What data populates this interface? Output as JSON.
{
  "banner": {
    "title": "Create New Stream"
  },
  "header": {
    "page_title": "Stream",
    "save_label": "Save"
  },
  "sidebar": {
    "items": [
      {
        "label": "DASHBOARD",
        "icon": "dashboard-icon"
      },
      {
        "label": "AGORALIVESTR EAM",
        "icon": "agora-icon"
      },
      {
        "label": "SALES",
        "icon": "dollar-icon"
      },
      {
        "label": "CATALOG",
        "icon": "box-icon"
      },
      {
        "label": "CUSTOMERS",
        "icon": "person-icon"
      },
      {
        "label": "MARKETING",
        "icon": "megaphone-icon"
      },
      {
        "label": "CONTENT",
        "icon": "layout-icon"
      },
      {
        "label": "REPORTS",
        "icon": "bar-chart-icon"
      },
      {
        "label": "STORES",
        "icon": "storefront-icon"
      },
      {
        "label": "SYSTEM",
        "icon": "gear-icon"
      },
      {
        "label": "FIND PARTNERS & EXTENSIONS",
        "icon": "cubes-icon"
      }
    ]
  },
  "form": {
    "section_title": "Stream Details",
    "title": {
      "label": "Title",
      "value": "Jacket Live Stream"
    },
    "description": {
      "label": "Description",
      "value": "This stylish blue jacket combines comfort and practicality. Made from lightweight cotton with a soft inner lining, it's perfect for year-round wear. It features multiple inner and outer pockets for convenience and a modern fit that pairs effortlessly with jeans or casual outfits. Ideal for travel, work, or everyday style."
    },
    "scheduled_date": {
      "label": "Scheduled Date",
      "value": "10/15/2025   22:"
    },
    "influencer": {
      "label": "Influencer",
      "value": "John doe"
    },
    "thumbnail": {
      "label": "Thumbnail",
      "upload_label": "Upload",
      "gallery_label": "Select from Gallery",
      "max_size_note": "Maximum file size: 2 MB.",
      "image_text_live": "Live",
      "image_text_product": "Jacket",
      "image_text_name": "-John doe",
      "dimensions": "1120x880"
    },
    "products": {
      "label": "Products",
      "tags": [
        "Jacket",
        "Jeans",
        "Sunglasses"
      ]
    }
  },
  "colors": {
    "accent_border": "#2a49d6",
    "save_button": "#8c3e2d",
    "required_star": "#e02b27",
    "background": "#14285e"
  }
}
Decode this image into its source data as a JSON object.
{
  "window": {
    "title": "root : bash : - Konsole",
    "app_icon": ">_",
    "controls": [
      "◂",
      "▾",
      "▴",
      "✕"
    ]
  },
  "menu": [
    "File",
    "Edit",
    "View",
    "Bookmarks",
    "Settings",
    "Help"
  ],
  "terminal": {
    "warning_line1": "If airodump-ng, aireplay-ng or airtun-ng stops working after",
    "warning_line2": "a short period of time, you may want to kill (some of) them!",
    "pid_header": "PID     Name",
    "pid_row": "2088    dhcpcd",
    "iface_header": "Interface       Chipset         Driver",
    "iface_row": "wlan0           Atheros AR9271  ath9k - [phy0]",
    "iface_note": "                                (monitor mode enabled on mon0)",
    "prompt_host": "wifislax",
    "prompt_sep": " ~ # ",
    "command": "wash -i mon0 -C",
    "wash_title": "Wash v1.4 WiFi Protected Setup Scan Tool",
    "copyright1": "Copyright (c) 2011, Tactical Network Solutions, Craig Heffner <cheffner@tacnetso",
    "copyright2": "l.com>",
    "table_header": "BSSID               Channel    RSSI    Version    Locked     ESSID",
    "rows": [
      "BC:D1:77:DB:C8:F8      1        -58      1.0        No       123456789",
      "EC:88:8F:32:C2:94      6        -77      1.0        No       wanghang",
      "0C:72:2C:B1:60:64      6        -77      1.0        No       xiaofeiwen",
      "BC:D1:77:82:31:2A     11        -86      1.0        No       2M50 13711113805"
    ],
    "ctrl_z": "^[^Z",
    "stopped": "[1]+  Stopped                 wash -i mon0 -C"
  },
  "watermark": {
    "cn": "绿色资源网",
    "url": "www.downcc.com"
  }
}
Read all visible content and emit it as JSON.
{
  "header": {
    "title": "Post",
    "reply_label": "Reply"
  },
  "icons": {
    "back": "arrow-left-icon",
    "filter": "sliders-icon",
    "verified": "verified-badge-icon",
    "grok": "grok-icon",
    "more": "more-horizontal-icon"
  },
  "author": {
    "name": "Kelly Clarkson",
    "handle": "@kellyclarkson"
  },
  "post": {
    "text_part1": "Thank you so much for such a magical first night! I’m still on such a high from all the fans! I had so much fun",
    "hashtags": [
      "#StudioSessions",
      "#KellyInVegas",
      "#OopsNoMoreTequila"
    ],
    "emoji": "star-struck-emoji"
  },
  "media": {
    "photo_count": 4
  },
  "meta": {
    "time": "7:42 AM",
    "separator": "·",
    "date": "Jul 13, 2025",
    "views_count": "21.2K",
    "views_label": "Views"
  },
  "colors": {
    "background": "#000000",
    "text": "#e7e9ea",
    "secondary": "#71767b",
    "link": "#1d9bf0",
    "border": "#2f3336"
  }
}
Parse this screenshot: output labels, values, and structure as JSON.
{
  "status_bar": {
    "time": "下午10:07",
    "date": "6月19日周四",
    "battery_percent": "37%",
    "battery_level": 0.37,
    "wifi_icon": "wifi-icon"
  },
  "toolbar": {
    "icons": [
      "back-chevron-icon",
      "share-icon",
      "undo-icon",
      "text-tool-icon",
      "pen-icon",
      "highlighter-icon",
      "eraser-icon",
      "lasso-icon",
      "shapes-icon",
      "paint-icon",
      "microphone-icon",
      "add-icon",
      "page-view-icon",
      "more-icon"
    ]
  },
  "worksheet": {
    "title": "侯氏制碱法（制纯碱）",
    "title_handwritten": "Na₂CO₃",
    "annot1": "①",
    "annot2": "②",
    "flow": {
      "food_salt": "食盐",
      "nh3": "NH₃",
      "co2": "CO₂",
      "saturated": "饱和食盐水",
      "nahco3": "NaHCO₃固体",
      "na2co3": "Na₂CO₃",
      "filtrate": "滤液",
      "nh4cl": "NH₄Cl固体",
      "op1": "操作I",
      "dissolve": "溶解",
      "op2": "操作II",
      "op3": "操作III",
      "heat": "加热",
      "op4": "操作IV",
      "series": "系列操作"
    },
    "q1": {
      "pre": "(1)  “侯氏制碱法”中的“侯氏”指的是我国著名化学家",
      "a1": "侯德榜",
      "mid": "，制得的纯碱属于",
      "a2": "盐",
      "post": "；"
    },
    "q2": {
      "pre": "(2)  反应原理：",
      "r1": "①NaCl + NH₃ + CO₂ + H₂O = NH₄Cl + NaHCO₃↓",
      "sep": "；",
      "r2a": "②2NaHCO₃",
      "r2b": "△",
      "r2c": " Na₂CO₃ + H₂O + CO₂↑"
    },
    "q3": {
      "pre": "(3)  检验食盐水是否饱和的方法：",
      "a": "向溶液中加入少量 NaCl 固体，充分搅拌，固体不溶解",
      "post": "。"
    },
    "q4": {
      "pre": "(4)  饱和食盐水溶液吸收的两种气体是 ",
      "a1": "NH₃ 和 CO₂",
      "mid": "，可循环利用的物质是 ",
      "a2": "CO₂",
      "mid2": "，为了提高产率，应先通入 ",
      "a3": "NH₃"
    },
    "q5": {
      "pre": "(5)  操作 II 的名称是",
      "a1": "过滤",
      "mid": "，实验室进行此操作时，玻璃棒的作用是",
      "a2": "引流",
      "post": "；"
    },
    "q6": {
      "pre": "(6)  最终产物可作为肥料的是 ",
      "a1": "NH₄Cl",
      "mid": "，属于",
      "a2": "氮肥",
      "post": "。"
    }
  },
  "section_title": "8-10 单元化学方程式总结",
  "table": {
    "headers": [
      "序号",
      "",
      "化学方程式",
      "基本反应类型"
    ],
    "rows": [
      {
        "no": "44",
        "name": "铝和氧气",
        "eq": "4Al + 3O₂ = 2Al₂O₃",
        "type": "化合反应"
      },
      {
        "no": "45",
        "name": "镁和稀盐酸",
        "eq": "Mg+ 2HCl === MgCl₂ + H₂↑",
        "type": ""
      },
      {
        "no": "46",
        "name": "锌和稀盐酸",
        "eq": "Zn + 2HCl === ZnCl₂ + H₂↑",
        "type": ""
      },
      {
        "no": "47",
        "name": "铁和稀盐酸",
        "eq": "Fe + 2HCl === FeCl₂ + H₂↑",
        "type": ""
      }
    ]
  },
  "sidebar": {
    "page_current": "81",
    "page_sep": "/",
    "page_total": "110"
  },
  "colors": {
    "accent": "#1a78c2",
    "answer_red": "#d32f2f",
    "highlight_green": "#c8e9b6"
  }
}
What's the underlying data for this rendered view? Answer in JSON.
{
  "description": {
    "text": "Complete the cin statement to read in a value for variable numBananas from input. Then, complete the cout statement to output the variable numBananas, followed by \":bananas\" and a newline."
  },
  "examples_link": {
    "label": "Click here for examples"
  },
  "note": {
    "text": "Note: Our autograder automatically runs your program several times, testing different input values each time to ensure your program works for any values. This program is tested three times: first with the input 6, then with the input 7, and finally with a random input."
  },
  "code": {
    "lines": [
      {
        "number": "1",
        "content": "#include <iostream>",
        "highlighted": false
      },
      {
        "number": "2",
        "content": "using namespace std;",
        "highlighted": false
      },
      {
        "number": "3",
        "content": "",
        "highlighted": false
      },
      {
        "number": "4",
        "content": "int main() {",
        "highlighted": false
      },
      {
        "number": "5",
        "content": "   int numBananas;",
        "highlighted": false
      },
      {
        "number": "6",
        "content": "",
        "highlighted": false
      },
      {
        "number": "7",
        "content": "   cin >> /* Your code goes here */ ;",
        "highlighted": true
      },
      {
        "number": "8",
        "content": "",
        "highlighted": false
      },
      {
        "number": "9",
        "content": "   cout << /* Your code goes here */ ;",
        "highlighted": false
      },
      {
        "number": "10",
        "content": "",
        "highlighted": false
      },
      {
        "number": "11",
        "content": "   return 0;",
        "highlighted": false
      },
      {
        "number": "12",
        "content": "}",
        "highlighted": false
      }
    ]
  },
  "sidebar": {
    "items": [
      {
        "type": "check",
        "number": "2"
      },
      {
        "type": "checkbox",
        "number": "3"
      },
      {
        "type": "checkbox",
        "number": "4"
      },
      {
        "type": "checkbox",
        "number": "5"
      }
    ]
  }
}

- - -

[Do this]:
Return every line above in which the string "first" occurs.

[Finished task]:
    "text_part1": "Thank you so much for such a magical first night! I’m still on such a high from all the fans! I had so much fun",
    "text": "Note: Our autograder automatically runs your program several times, testing different input values each time to ensure your program works for any values. This program is tested three times: first with the input 6, then with the input 7, and finally with a random input."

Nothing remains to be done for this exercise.